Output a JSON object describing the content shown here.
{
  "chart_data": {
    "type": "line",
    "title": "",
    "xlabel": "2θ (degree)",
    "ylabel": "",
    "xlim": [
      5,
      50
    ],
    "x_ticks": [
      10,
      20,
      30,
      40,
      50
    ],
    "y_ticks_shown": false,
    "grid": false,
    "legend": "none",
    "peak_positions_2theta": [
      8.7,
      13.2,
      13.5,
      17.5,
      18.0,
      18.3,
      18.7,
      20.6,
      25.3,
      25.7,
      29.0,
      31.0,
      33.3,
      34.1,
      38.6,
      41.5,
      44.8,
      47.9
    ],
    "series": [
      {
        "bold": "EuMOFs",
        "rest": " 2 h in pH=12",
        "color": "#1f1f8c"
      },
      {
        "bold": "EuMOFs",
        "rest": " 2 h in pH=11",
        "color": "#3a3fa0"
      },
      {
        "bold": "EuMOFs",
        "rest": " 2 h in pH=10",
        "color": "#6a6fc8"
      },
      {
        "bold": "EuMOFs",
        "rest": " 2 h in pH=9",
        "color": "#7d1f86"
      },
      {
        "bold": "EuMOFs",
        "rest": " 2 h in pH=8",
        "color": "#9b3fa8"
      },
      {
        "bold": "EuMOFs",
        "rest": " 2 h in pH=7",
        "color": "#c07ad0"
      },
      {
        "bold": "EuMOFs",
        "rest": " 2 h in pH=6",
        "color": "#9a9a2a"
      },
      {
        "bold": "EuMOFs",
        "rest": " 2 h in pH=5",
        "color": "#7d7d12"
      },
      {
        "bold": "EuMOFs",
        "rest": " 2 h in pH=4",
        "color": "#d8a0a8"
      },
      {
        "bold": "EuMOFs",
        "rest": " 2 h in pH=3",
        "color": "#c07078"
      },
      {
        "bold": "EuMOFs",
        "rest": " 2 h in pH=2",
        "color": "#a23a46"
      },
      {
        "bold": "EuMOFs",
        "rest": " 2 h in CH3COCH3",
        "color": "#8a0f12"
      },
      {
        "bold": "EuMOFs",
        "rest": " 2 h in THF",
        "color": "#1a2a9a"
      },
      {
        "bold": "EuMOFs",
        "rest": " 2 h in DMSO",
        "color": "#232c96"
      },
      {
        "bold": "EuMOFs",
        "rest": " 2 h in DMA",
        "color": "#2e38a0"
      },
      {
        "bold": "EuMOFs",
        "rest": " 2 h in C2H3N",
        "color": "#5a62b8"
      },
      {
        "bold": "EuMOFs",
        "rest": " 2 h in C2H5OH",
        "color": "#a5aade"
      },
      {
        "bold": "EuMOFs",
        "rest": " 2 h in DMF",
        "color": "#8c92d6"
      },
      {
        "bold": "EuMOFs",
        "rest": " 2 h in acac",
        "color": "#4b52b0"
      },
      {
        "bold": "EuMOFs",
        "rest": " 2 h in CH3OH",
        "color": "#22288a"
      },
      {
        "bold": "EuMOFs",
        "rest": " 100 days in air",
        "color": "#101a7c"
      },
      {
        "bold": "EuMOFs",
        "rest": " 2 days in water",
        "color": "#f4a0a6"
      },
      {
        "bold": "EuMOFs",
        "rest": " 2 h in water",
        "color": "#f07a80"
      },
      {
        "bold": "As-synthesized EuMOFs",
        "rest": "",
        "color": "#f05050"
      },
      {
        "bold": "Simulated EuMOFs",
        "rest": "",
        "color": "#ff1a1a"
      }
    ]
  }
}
++++++++
The lines above form a set of records; determine how many of them contain the string "days" and give that number alone.

> **Reply to the task**
2